• **Source material**

((

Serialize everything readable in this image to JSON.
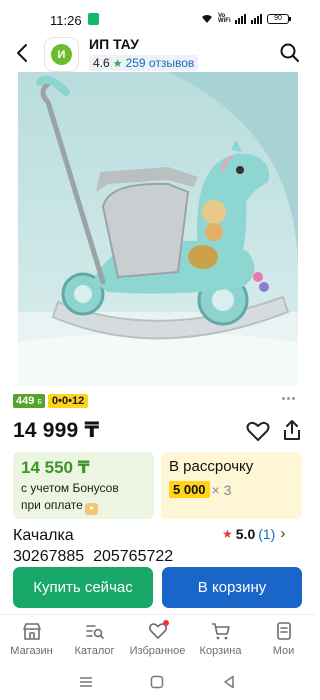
{
  "status_bar": {
    "time": "11:26",
    "battery": "90",
    "wifi_label": "Vo WiFi"
  },
  "header": {
    "seller_initial": "И",
    "seller_name": "ИП ТАУ",
    "rating": "4.6",
    "reviews": "259 отзывов"
  },
  "badges": {
    "bonus_amount": "449",
    "bonus_currency": "Б",
    "installment": "0•0•12"
  },
  "price": "14 999 ₸",
  "bonus_card": {
    "price": "14 550 ₸",
    "text_line1": "с учетом Бонусов",
    "text_line2": "при оплате"
  },
  "installment_card": {
    "title": "В рассрочку",
    "amount": "5 000",
    "multiplier": "× 3"
  },
  "product": {
    "title": "Качалка",
    "sku": "30267885_205765722",
    "rating": "5.0",
    "rating_count": "(1)"
  },
  "actions": {
    "buy_now": "Купить сейчас",
    "add_to_cart": "В корзину"
  },
  "bottom_nav": [
    {
      "label": "Магазин",
      "icon": "shop-icon"
    },
    {
      "label": "Каталог",
      "icon": "catalog-icon"
    },
    {
      "label": "Избранное",
      "icon": "heart-icon"
    },
    {
      "label": "Корзина",
      "icon": "cart-icon"
    },
    {
      "label": "Мои",
      "icon": "orders-icon"
    }
  ],
  "colors": {
    "buy_button": "#17a86a",
    "cart_button": "#1a65c8",
    "bonus_green": "#3f9426",
    "installment_yellow": "#ffd31a"
  }
}
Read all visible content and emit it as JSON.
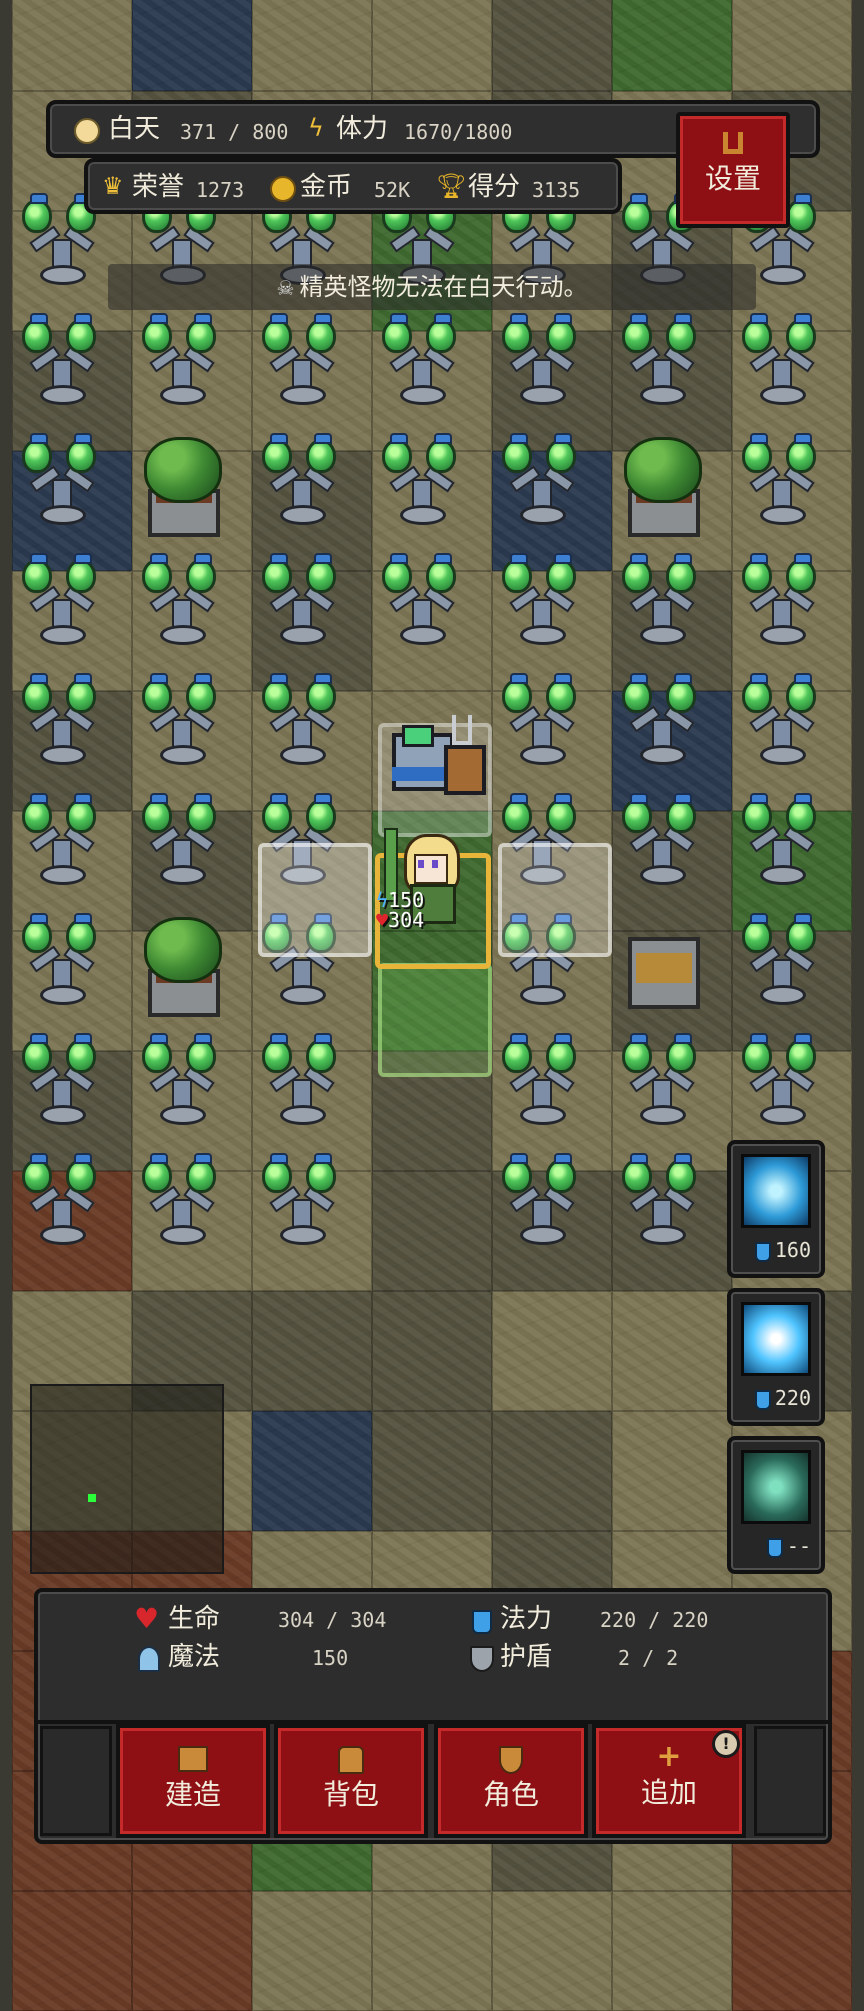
{
  "hud": {
    "day_label": "白天",
    "day_value": "371 / 800",
    "stamina_label": "体力",
    "stamina_value": "1670/1800",
    "honor_label": "荣誉",
    "honor_value": "1273",
    "gold_label": "金币",
    "gold_value": "52K",
    "score_label": "得分",
    "score_value": "3135",
    "settings_label": "设置"
  },
  "notice": "精英怪物无法在白天行动。",
  "player": {
    "mp": "150",
    "hp": "304"
  },
  "skills": [
    {
      "name": "lightning-skill-icon",
      "cost": "160"
    },
    {
      "name": "frost-skill-icon",
      "cost": "220"
    },
    {
      "name": "shield-skill-icon",
      "cost": "--"
    }
  ],
  "stats": {
    "hp_label": "生命",
    "hp_value": "304 / 304",
    "mana_label": "法力",
    "mana_value": "220 / 220",
    "magic_label": "魔法",
    "magic_value": "150",
    "shield_label": "护盾",
    "shield_value": "2  /  2"
  },
  "actions": {
    "build": "建造",
    "bag": "背包",
    "character": "角色",
    "add": "追加"
  },
  "colors": {
    "accent_red": "#8e0f14",
    "selection": "#e8b43a",
    "minimap_dot": "#2aff3a"
  }
}
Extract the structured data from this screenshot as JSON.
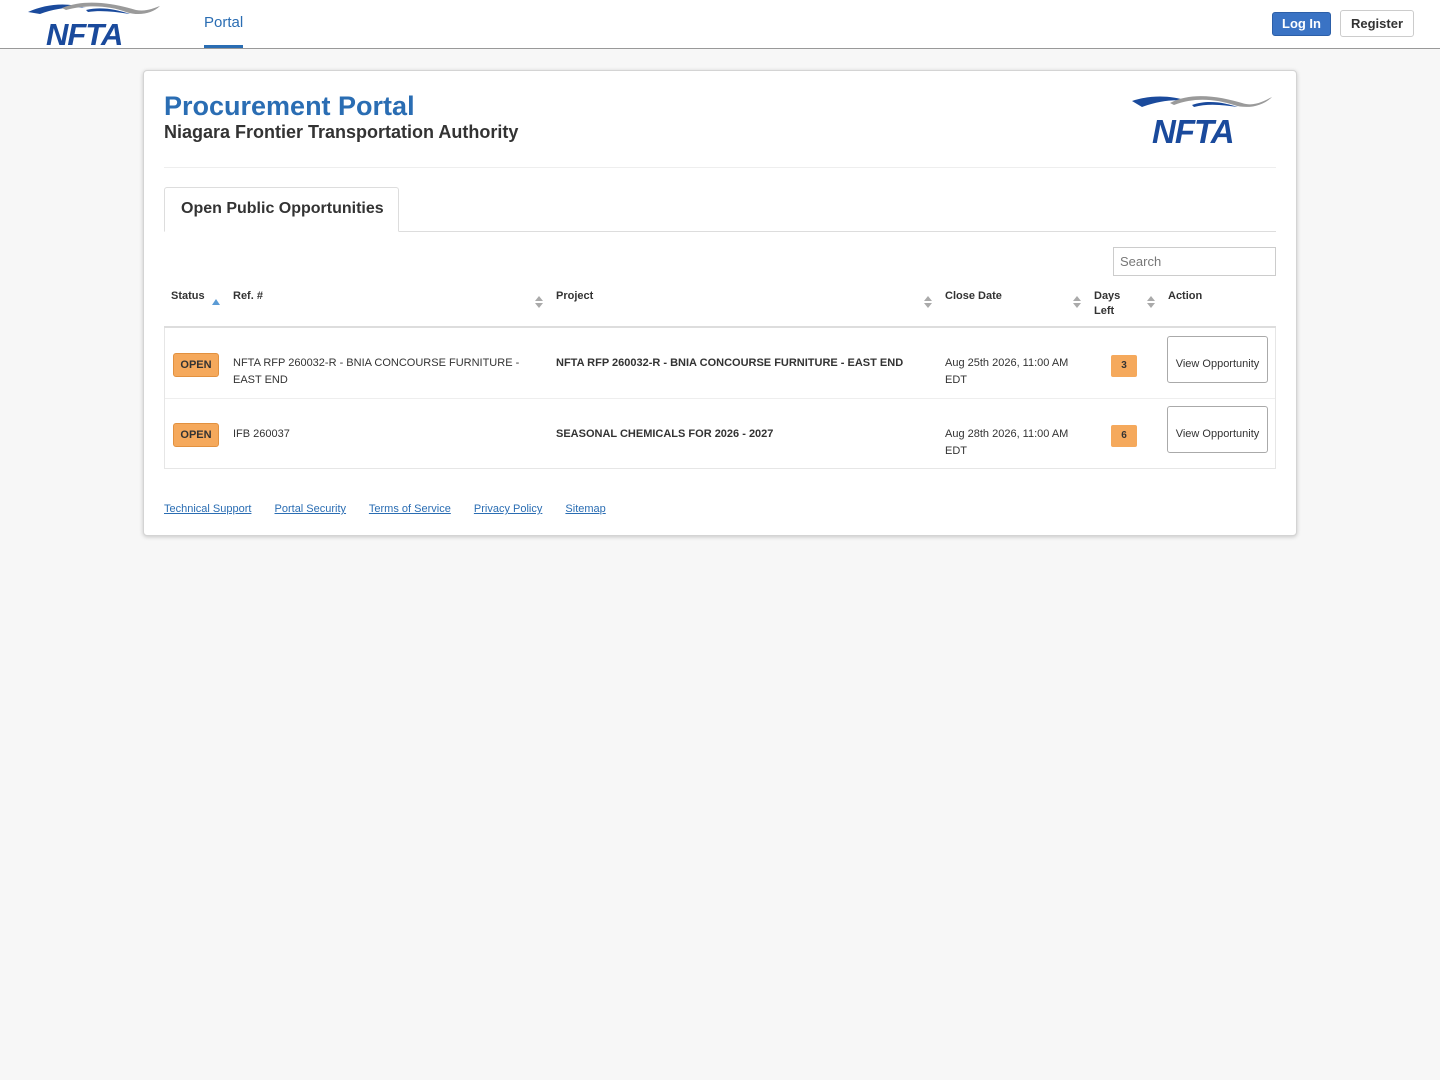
{
  "nav": {
    "portal_tab": "Portal",
    "login_label": "Log In",
    "register_label": "Register"
  },
  "logo": {
    "text": "NFTA",
    "icon": "nfta-logo"
  },
  "header": {
    "title": "Procurement Portal",
    "subtitle": "Niagara Frontier Transportation Authority"
  },
  "tabs": [
    {
      "label": "Open Public Opportunities",
      "active": true
    }
  ],
  "search": {
    "placeholder": "Search",
    "value": ""
  },
  "table": {
    "columns": [
      {
        "label": "Status",
        "sort": "asc"
      },
      {
        "label": "Ref. #",
        "sort": "none"
      },
      {
        "label": "Project",
        "sort": "none"
      },
      {
        "label": "Close Date",
        "sort": "none"
      },
      {
        "label": "Days Left",
        "sort": "none"
      },
      {
        "label": "Action",
        "sort": null
      }
    ],
    "rows": [
      {
        "status": "OPEN",
        "ref": "NFTA RFP 260032-R - BNIA CONCOURSE FURNITURE - EAST END",
        "project": "NFTA RFP 260032-R - BNIA CONCOURSE FURNITURE - EAST END",
        "close_date": "Aug 25th 2026, 11:00 AM EDT",
        "days_left": "3",
        "action": "View Opportunity"
      },
      {
        "status": "OPEN",
        "ref": "IFB 260037",
        "project": "SEASONAL CHEMICALS FOR 2026 - 2027",
        "close_date": "Aug 28th 2026, 11:00 AM EDT",
        "days_left": "6",
        "action": "View Opportunity"
      }
    ]
  },
  "footer": {
    "links": [
      "Technical Support",
      "Portal Security",
      "Terms of Service",
      "Privacy Policy",
      "Sitemap"
    ]
  },
  "colors": {
    "brand_blue": "#2a6db3",
    "logo_navy": "#1a4a9c",
    "badge_orange": "#f5a95c",
    "login_blue": "#3a73c4"
  }
}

))

• **Stated goal**
Identify and copy the lines holding the word "JSON".

• **Exercise answer**
Serialize everything readable in this image to JSON.
Read all visible content and emit it as JSON.
Extract the structured data from this screenshot as JSON.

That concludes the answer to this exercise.